WHAT THIS TASK INVOLVES →
Please state how many lines in the records contain the string "перевооружение", with no words besides the number.

—————

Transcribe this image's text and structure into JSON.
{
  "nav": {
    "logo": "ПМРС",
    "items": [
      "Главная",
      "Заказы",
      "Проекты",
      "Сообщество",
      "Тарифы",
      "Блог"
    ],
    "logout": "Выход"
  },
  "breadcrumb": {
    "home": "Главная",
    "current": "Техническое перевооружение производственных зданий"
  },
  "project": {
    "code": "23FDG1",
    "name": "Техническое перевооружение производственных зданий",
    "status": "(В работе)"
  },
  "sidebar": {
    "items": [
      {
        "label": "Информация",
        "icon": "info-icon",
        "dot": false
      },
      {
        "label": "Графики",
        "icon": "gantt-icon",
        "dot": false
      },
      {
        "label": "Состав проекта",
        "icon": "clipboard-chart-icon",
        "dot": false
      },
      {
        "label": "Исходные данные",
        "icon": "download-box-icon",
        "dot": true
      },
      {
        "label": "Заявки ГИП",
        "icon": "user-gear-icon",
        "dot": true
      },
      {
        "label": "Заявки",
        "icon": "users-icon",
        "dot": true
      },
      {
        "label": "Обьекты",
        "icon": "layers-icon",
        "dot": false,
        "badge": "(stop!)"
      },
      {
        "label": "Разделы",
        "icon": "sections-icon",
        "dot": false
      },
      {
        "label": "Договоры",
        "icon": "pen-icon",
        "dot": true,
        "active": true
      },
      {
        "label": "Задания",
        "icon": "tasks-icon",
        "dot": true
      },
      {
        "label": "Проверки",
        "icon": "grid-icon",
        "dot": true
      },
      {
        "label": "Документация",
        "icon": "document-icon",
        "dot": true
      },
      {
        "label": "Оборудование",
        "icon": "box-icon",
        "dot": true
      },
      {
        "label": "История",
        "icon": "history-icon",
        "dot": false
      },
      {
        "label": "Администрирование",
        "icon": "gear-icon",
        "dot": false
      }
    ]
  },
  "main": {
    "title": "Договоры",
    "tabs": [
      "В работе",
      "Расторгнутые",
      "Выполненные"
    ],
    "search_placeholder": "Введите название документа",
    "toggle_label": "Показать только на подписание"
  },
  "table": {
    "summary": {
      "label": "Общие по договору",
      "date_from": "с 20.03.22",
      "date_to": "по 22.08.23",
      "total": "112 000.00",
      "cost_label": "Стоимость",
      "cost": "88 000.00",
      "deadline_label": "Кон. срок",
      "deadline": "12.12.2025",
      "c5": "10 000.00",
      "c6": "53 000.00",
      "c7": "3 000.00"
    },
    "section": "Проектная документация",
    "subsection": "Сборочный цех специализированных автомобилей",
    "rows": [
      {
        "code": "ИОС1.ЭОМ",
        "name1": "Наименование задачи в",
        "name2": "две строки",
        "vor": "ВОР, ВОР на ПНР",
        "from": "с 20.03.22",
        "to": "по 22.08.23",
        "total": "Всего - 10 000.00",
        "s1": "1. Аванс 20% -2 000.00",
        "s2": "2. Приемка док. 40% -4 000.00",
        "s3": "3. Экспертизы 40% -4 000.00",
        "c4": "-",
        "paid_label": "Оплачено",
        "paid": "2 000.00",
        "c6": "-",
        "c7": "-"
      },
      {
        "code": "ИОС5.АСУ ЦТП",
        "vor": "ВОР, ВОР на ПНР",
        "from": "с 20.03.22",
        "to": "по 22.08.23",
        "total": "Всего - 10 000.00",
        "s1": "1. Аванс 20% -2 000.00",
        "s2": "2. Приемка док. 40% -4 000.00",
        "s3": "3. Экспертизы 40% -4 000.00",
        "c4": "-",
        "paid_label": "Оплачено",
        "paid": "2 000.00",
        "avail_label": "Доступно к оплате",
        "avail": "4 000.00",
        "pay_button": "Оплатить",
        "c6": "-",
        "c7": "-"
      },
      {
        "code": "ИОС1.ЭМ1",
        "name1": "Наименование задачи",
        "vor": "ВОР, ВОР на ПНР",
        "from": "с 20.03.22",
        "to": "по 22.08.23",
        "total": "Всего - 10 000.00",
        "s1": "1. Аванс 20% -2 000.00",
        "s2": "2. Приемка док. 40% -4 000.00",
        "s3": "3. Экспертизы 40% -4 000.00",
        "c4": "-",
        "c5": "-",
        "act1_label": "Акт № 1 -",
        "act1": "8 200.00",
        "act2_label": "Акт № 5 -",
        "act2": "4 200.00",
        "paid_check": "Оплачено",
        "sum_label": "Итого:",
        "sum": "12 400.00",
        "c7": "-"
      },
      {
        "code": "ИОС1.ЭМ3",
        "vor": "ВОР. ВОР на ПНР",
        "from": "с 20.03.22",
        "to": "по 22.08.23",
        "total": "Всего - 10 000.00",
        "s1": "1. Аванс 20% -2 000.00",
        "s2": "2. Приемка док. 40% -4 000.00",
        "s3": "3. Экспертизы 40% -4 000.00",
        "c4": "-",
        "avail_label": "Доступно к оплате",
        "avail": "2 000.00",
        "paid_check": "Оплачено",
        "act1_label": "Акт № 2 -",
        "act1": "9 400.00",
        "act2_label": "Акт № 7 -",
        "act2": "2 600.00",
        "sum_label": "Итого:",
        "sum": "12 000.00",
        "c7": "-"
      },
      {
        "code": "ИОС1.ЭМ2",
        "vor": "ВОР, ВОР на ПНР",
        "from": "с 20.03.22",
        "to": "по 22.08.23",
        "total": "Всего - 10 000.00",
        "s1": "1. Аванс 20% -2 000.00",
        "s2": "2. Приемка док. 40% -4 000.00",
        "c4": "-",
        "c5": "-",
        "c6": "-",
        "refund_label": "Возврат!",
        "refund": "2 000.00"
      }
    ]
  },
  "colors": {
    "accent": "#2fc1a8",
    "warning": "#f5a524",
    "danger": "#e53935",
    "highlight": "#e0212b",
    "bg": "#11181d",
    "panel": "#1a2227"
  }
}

—————

EXERCISE ANSWER →
2